**The exercise:**
Repeat every entry in the listing below, exactly.

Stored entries
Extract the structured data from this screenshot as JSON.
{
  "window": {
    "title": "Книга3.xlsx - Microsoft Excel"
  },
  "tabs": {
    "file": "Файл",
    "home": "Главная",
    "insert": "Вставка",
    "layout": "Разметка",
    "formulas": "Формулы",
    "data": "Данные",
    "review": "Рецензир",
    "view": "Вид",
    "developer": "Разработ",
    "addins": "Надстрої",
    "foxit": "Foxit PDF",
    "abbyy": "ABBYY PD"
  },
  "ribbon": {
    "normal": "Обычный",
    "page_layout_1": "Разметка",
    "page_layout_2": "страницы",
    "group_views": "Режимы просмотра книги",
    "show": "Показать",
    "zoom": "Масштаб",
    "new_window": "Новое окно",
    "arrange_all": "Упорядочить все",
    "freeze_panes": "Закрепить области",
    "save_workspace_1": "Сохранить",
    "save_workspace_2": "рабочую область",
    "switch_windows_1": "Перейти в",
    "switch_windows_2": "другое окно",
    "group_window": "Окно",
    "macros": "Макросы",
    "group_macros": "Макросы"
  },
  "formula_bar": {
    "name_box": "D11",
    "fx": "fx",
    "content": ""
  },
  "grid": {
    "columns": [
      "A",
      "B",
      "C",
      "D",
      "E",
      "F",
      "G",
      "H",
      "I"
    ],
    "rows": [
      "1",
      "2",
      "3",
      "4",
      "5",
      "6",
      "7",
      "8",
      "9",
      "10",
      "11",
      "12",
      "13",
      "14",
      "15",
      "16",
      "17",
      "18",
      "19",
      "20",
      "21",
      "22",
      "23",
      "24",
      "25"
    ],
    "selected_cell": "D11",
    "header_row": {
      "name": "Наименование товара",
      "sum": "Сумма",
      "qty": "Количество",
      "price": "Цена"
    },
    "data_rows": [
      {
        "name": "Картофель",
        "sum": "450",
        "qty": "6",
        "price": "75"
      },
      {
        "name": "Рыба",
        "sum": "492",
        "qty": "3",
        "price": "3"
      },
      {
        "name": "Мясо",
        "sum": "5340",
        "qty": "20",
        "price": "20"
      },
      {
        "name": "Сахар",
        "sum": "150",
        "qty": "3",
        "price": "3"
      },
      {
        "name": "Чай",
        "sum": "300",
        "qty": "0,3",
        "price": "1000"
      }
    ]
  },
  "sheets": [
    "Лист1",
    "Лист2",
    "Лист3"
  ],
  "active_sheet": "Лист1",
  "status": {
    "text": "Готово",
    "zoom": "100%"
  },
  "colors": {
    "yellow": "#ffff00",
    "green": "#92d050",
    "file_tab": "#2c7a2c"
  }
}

**Full solution:**
Extract the structured data from this screenshot as JSON.
{
  "window": {
    "title": "Книга3.xlsx - Microsoft Excel"
  },
  "tabs": {
    "file": "Файл",
    "home": "Главная",
    "insert": "Вставка",
    "layout": "Разметка",
    "formulas": "Формулы",
    "data": "Данные",
    "review": "Рецензир",
    "view": "Вид",
    "developer": "Разработ",
    "addins": "Надстрої",
    "foxit": "Foxit PDF",
    "abbyy": "ABBYY PD"
  },
  "ribbon": {
    "normal": "Обычный",
    "page_layout_1": "Разметка",
    "page_layout_2": "страницы",
    "group_views": "Режимы просмотра книги",
    "show": "Показать",
    "zoom": "Масштаб",
    "new_window": "Новое окно",
    "arrange_all": "Упорядочить все",
    "freeze_panes": "Закрепить области",
    "save_workspace_1": "Сохранить",
    "save_workspace_2": "рабочую область",
    "switch_windows_1": "Перейти в",
    "switch_windows_2": "другое окно",
    "group_window": "Окно",
    "macros": "Макросы",
    "group_macros": "Макросы"
  },
  "formula_bar": {
    "name_box": "D11",
    "fx": "fx",
    "content": ""
  },
  "grid": {
    "columns": [
      "A",
      "B",
      "C",
      "D",
      "E",
      "F",
      "G",
      "H",
      "I"
    ],
    "rows": [
      "1",
      "2",
      "3",
      "4",
      "5",
      "6",
      "7",
      "8",
      "9",
      "10",
      "11",
      "12",
      "13",
      "14",
      "15",
      "16",
      "17",
      "18",
      "19",
      "20",
      "21",
      "22",
      "23",
      "24",
      "25"
    ],
    "selected_cell": "D11",
    "header_row": {
      "name": "Наименование товара",
      "sum": "Сумма",
      "qty": "Количество",
      "price": "Цена"
    },
    "data_rows": [
      {
        "name": "Картофель",
        "sum": "450",
        "qty": "6",
        "price": "75"
      },
      {
        "name": "Рыба",
        "sum": "492",
        "qty": "3",
        "price": "3"
      },
      {
        "name": "Мясо",
        "sum": "5340",
        "qty": "20",
        "price": "20"
      },
      {
        "name": "Сахар",
        "sum": "150",
        "qty": "3",
        "price": "3"
      },
      {
        "name": "Чай",
        "sum": "300",
        "qty": "0,3",
        "price": "1000"
      }
    ]
  },
  "sheets": [
    "Лист1",
    "Лист2",
    "Лист3"
  ],
  "active_sheet": "Лист1",
  "status": {
    "text": "Готово",
    "zoom": "100%"
  },
  "colors": {
    "yellow": "#ffff00",
    "green": "#92d050",
    "file_tab": "#2c7a2c"
  }
}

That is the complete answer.